_What the task requires_
Of all the lines in the material, how many include the word "Comptabilité"? Give only the number.

_Dataset excerpts_
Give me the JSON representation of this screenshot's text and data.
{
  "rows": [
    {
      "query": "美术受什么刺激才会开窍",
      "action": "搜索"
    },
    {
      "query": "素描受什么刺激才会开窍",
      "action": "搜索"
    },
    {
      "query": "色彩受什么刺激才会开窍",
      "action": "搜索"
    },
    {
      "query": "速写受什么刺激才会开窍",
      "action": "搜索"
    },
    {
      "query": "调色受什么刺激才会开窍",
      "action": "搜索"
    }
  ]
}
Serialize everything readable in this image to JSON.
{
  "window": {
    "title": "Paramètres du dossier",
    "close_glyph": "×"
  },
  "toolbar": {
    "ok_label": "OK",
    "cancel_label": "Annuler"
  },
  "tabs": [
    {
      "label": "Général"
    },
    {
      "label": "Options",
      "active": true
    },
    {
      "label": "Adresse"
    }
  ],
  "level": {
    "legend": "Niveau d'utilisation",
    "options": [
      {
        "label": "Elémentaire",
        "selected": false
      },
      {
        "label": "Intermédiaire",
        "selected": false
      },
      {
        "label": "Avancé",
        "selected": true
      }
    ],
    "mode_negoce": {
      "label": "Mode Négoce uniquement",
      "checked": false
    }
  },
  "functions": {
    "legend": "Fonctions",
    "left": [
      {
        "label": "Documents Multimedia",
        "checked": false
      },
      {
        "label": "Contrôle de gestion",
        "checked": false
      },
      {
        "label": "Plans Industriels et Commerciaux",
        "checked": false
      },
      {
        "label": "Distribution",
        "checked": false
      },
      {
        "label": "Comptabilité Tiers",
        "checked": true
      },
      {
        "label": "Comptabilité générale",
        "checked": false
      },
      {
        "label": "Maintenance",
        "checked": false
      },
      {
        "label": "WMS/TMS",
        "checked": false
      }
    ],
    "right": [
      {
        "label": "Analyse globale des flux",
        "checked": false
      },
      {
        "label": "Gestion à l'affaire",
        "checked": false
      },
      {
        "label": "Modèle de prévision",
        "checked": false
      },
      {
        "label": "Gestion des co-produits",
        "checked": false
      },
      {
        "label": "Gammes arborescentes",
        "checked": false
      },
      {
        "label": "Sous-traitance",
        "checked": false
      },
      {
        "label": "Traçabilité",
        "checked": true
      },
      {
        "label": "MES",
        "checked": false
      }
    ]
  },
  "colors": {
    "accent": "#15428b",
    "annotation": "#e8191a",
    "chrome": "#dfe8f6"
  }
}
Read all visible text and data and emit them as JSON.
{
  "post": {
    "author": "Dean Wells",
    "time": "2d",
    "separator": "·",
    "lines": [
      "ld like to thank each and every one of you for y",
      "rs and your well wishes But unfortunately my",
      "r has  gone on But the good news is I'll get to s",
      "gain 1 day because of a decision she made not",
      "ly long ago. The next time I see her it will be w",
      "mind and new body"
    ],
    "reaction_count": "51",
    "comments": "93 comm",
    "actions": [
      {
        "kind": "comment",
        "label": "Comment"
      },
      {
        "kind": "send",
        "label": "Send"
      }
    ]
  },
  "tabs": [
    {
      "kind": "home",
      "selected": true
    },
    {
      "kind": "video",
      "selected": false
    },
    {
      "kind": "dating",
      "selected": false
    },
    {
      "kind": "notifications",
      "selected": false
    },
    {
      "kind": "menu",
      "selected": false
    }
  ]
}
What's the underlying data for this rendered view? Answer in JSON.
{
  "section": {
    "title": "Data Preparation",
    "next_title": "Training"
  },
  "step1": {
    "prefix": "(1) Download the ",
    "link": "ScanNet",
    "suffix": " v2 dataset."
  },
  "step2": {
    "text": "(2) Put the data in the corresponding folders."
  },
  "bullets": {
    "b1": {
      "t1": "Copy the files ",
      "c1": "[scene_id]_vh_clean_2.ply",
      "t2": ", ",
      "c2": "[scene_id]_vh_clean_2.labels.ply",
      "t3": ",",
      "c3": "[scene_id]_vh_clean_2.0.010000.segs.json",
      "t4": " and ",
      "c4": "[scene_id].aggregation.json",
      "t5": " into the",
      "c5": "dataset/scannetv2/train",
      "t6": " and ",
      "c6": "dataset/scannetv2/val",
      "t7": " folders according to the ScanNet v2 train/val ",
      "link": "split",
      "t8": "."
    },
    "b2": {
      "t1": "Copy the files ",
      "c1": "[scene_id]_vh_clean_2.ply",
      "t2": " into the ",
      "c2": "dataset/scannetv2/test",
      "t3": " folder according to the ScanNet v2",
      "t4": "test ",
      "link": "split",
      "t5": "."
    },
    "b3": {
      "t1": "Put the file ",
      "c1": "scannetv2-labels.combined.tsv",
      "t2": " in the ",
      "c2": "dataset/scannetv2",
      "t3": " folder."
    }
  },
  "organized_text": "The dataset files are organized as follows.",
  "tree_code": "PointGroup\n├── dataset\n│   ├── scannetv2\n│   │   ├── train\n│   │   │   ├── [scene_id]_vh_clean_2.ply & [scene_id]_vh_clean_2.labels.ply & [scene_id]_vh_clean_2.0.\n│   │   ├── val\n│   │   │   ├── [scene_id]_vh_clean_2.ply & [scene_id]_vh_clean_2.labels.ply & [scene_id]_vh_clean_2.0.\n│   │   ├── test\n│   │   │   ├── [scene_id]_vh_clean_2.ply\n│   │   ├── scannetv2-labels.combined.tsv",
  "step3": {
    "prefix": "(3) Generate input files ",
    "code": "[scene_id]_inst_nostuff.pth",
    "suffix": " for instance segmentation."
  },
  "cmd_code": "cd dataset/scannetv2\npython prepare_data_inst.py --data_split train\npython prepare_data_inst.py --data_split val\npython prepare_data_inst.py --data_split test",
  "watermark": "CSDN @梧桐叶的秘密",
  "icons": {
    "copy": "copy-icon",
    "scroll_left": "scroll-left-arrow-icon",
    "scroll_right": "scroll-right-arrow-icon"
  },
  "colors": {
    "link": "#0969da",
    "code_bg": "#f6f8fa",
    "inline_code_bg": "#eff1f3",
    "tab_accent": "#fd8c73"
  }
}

_Complete output_
2